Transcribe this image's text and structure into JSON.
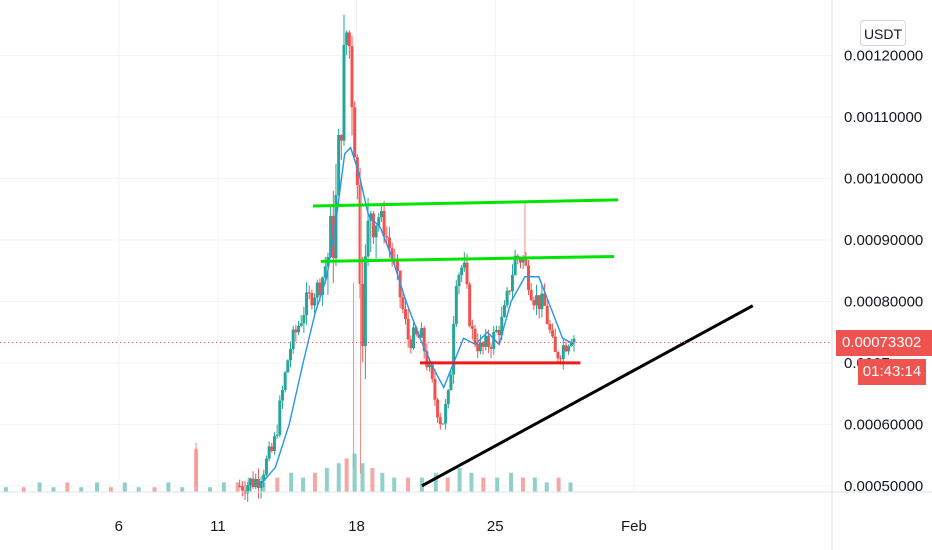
{
  "chart_data": {
    "type": "candlestick",
    "unit": "USDT",
    "last_price": "0.00073302",
    "countdown": "01:43:14",
    "y_axis": {
      "range": [
        0.00049,
        0.00129
      ],
      "ticks": [
        {
          "value": 0.0005,
          "label": "0.00050000"
        },
        {
          "value": 0.0006,
          "label": "0.00060000"
        },
        {
          "value": 0.0007,
          "label": "0.0007"
        },
        {
          "value": 0.0008,
          "label": "0.00080000"
        },
        {
          "value": 0.0009,
          "label": "0.00090000"
        },
        {
          "value": 0.001,
          "label": "0.00100000"
        },
        {
          "value": 0.0011,
          "label": "0.00110000"
        },
        {
          "value": 0.0012,
          "label": "0.00120000"
        }
      ]
    },
    "x_axis": {
      "range_day": [
        0,
        42
      ],
      "ticks": [
        {
          "day": 6,
          "label": "6"
        },
        {
          "day": 11,
          "label": "11"
        },
        {
          "day": 18,
          "label": "18"
        },
        {
          "day": 25,
          "label": "25"
        },
        {
          "day": 32,
          "label": "Feb"
        }
      ]
    },
    "price_path": [
      {
        "day": 12.1,
        "price": 0.0005
      },
      {
        "day": 13.0,
        "price": 0.00051
      },
      {
        "day": 13.8,
        "price": 0.00056
      },
      {
        "day": 14.6,
        "price": 0.00072
      },
      {
        "day": 15.5,
        "price": 0.0008
      },
      {
        "day": 16.2,
        "price": 0.00083
      },
      {
        "day": 16.9,
        "price": 0.00092
      },
      {
        "day": 17.3,
        "price": 0.00115
      },
      {
        "day": 17.55,
        "price": 0.00126
      },
      {
        "day": 17.9,
        "price": 0.00108
      },
      {
        "day": 18.3,
        "price": 0.00078
      },
      {
        "day": 18.7,
        "price": 0.00096
      },
      {
        "day": 19.3,
        "price": 0.00093
      },
      {
        "day": 19.9,
        "price": 0.00086
      },
      {
        "day": 20.6,
        "price": 0.00074
      },
      {
        "day": 21.3,
        "price": 0.00074
      },
      {
        "day": 21.9,
        "price": 0.00065
      },
      {
        "day": 22.3,
        "price": 0.0006
      },
      {
        "day": 22.7,
        "price": 0.00065
      },
      {
        "day": 23.0,
        "price": 0.00084
      },
      {
        "day": 23.4,
        "price": 0.00086
      },
      {
        "day": 23.8,
        "price": 0.00075
      },
      {
        "day": 24.3,
        "price": 0.00072
      },
      {
        "day": 24.9,
        "price": 0.00074
      },
      {
        "day": 25.4,
        "price": 0.00077
      },
      {
        "day": 26.0,
        "price": 0.00087
      },
      {
        "day": 26.4,
        "price": 0.00087
      },
      {
        "day": 26.9,
        "price": 0.00081
      },
      {
        "day": 27.5,
        "price": 0.00079
      },
      {
        "day": 28.0,
        "price": 0.00071
      },
      {
        "day": 28.5,
        "price": 0.00073
      },
      {
        "day": 28.9,
        "price": 0.00075
      },
      {
        "day": 29.1,
        "price": 0.00073
      }
    ],
    "moving_average": [
      {
        "day": 13.1,
        "price": 0.0005
      },
      {
        "day": 13.9,
        "price": 0.00053
      },
      {
        "day": 14.6,
        "price": 0.0006
      },
      {
        "day": 15.3,
        "price": 0.0007
      },
      {
        "day": 15.9,
        "price": 0.00078
      },
      {
        "day": 16.5,
        "price": 0.00084
      },
      {
        "day": 17.0,
        "price": 0.00094
      },
      {
        "day": 17.4,
        "price": 0.00104
      },
      {
        "day": 17.7,
        "price": 0.00105
      },
      {
        "day": 18.1,
        "price": 0.00101
      },
      {
        "day": 18.6,
        "price": 0.00094
      },
      {
        "day": 19.2,
        "price": 0.00092
      },
      {
        "day": 19.8,
        "price": 0.00087
      },
      {
        "day": 20.5,
        "price": 0.0008
      },
      {
        "day": 21.2,
        "price": 0.00074
      },
      {
        "day": 21.9,
        "price": 0.00069
      },
      {
        "day": 22.4,
        "price": 0.00066
      },
      {
        "day": 22.9,
        "price": 0.0007
      },
      {
        "day": 23.4,
        "price": 0.00074
      },
      {
        "day": 24.0,
        "price": 0.00073
      },
      {
        "day": 24.6,
        "price": 0.00075
      },
      {
        "day": 25.2,
        "price": 0.00073
      },
      {
        "day": 25.8,
        "price": 0.0008
      },
      {
        "day": 26.5,
        "price": 0.00084
      },
      {
        "day": 27.2,
        "price": 0.00084
      },
      {
        "day": 27.8,
        "price": 0.00079
      },
      {
        "day": 28.4,
        "price": 0.00074
      },
      {
        "day": 29.0,
        "price": 0.00073
      }
    ],
    "volume_max": 10,
    "volume": [
      {
        "day": 0.3,
        "v": 1
      },
      {
        "day": 1.2,
        "v": 1
      },
      {
        "day": 2.0,
        "v": 2
      },
      {
        "day": 2.7,
        "v": 1
      },
      {
        "day": 3.4,
        "v": 2
      },
      {
        "day": 4.1,
        "v": 1
      },
      {
        "day": 4.9,
        "v": 2
      },
      {
        "day": 5.6,
        "v": 1
      },
      {
        "day": 6.3,
        "v": 2
      },
      {
        "day": 7.0,
        "v": 1
      },
      {
        "day": 7.8,
        "v": 1
      },
      {
        "day": 8.5,
        "v": 2
      },
      {
        "day": 9.2,
        "v": 1
      },
      {
        "day": 9.9,
        "v": 9
      },
      {
        "day": 10.6,
        "v": 1
      },
      {
        "day": 11.3,
        "v": 2
      },
      {
        "day": 12.0,
        "v": 2
      },
      {
        "day": 12.6,
        "v": 3
      },
      {
        "day": 13.3,
        "v": 2
      },
      {
        "day": 14.0,
        "v": 3
      },
      {
        "day": 14.7,
        "v": 4
      },
      {
        "day": 15.3,
        "v": 3
      },
      {
        "day": 15.9,
        "v": 4
      },
      {
        "day": 16.5,
        "v": 5
      },
      {
        "day": 17.1,
        "v": 6
      },
      {
        "day": 17.5,
        "v": 7
      },
      {
        "day": 17.9,
        "v": 8
      },
      {
        "day": 18.3,
        "v": 6
      },
      {
        "day": 18.8,
        "v": 5
      },
      {
        "day": 19.3,
        "v": 4
      },
      {
        "day": 19.9,
        "v": 3
      },
      {
        "day": 20.6,
        "v": 3
      },
      {
        "day": 21.3,
        "v": 3
      },
      {
        "day": 22.0,
        "v": 4
      },
      {
        "day": 22.6,
        "v": 3
      },
      {
        "day": 23.2,
        "v": 5
      },
      {
        "day": 23.8,
        "v": 4
      },
      {
        "day": 24.4,
        "v": 3
      },
      {
        "day": 25.1,
        "v": 3
      },
      {
        "day": 25.8,
        "v": 4
      },
      {
        "day": 26.4,
        "v": 3
      },
      {
        "day": 27.0,
        "v": 3
      },
      {
        "day": 27.6,
        "v": 2
      },
      {
        "day": 28.2,
        "v": 3
      },
      {
        "day": 28.8,
        "v": 2
      }
    ],
    "annotations": [
      {
        "kind": "resistance",
        "color": "#00e600",
        "from": {
          "day": 15.8,
          "price": 0.000955
        },
        "to": {
          "day": 31.2,
          "price": 0.000965
        }
      },
      {
        "kind": "resistance",
        "color": "#00e600",
        "from": {
          "day": 16.2,
          "price": 0.000865
        },
        "to": {
          "day": 31.0,
          "price": 0.000873
        }
      },
      {
        "kind": "support",
        "color": "#f01818",
        "from": {
          "day": 21.2,
          "price": 0.0007
        },
        "to": {
          "day": 29.3,
          "price": 0.0007
        }
      },
      {
        "kind": "trendline",
        "color": "#000000",
        "from": {
          "day": 21.3,
          "price": 0.0005
        },
        "to": {
          "day": 38.0,
          "price": 0.000793
        }
      }
    ],
    "colors": {
      "up": "#26a69a",
      "down": "#ef5350",
      "ma": "#2196f3",
      "grid": "#f0f3fa",
      "price_line": "#ef5350"
    }
  }
}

-*-

- _What needs to be done_
Show every line where the string "value" appears.

- _Response to this task_
          "value": 0.0005,
          "value": 0.0006,
          "value": 0.0007,
          "value": 0.0008,
          "value": 0.0009,
          "value": 0.001,
          "value": 0.0011,
          "value": 0.0012,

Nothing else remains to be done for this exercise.